### [Problem description]
Every record below should be printed exactly as it appears.

Records contained in a dataset:
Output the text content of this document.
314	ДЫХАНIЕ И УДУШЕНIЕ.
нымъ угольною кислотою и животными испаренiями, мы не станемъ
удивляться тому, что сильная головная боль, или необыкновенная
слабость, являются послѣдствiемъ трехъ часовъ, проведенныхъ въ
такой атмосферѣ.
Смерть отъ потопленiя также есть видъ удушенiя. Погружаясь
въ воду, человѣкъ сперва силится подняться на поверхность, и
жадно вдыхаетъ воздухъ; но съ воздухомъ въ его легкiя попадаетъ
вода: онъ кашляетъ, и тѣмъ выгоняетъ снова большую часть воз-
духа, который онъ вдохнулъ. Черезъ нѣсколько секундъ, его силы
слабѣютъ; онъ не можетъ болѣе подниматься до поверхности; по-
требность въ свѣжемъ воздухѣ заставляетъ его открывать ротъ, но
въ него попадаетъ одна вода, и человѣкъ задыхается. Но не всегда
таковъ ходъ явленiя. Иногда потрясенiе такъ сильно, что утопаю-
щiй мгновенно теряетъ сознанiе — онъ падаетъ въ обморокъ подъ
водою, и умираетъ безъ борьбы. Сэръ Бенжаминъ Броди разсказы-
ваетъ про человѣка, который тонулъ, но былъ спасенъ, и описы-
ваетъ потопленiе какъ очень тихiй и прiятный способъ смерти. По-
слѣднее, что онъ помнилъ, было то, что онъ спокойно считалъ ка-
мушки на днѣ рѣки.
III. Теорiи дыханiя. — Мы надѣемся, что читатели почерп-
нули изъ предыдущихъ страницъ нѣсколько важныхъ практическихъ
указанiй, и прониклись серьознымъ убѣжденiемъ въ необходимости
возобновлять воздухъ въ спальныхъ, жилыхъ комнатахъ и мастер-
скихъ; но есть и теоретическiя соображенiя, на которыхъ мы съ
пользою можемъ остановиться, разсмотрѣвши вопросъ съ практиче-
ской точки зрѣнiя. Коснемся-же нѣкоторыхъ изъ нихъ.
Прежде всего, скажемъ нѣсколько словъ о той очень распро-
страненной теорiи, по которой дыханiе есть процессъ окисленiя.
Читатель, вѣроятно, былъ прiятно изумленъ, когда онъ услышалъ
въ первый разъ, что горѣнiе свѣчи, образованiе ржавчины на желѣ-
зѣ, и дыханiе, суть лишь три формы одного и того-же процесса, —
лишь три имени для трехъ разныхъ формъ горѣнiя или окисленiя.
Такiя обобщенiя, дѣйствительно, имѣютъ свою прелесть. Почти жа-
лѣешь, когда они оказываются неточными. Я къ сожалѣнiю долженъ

### [Full output]
Output the text content of this document.
314	ДЫХАНIЕ И УДУШЕНIЕ.
нымъ угольною кислотою и животными испаренiями, мы не станемъ
удивляться тому, что сильная головная боль, или необыкновенная
слабость, являются послѣдствiемъ трехъ часовъ, проведенныхъ въ
такой атмосферѣ.
Смерть отъ потопленiя также есть видъ удушенiя. Погружаясь
въ воду, человѣкъ сперва силится подняться на поверхность, и
жадно вдыхаетъ воздухъ; но съ воздухомъ въ его легкiя попадаетъ
вода: онъ кашляетъ, и тѣмъ выгоняетъ снова большую часть воз-
духа, который онъ вдохнулъ. Черезъ нѣсколько секундъ, его силы
слабѣютъ; онъ не можетъ болѣе подниматься до поверхности; по-
требность въ свѣжемъ воздухѣ заставляетъ его открывать ротъ, но
въ него попадаетъ одна вода, и человѣкъ задыхается. Но не всегда
таковъ ходъ явленiя. Иногда потрясенiе такъ сильно, что утопаю-
щiй мгновенно теряетъ сознанiе — онъ падаетъ въ обморокъ подъ
водою, и умираетъ безъ борьбы. Сэръ Бенжаминъ Броди разсказы-
ваетъ про человѣка, который тонулъ, но былъ спасенъ, и описы-
ваетъ потопленiе какъ очень тихiй и прiятный способъ смерти. По-
слѣднее, что онъ помнилъ, было то, что онъ спокойно считалъ ка-
мушки на днѣ рѣки.
III. Теорiи дыханiя. — Мы надѣемся, что читатели почерп-
нули изъ предыдущихъ страницъ нѣсколько важныхъ практическихъ
указанiй, и прониклись серьознымъ убѣжденiемъ въ необходимости
возобновлять воздухъ въ спальныхъ, жилыхъ комнатахъ и мастер-
скихъ; но есть и теоретическiя соображенiя, на которыхъ мы съ
пользою можемъ остановиться, разсмотрѣвши вопросъ съ практиче-
ской точки зрѣнiя. Коснемся-же нѣкоторыхъ изъ нихъ.
Прежде всего, скажемъ нѣсколько словъ о той очень распро-
страненной теорiи, по которой дыханiе есть процессъ окисленiя.
Читатель, вѣроятно, былъ прiятно изумленъ, когда онъ услышалъ
въ первый разъ, что горѣнiе свѣчи, образованiе ржавчины на желѣ-
зѣ, и дыханiе, суть лишь три формы одного и того-же процесса, —
лишь три имени для трехъ разныхъ формъ горѣнiя или окисленiя.
Такiя обобщенiя, дѣйствительно, имѣютъ свою прелесть. Почти жа-
лѣешь, когда они оказываются неточными. Я къ сожалѣнiю долженъ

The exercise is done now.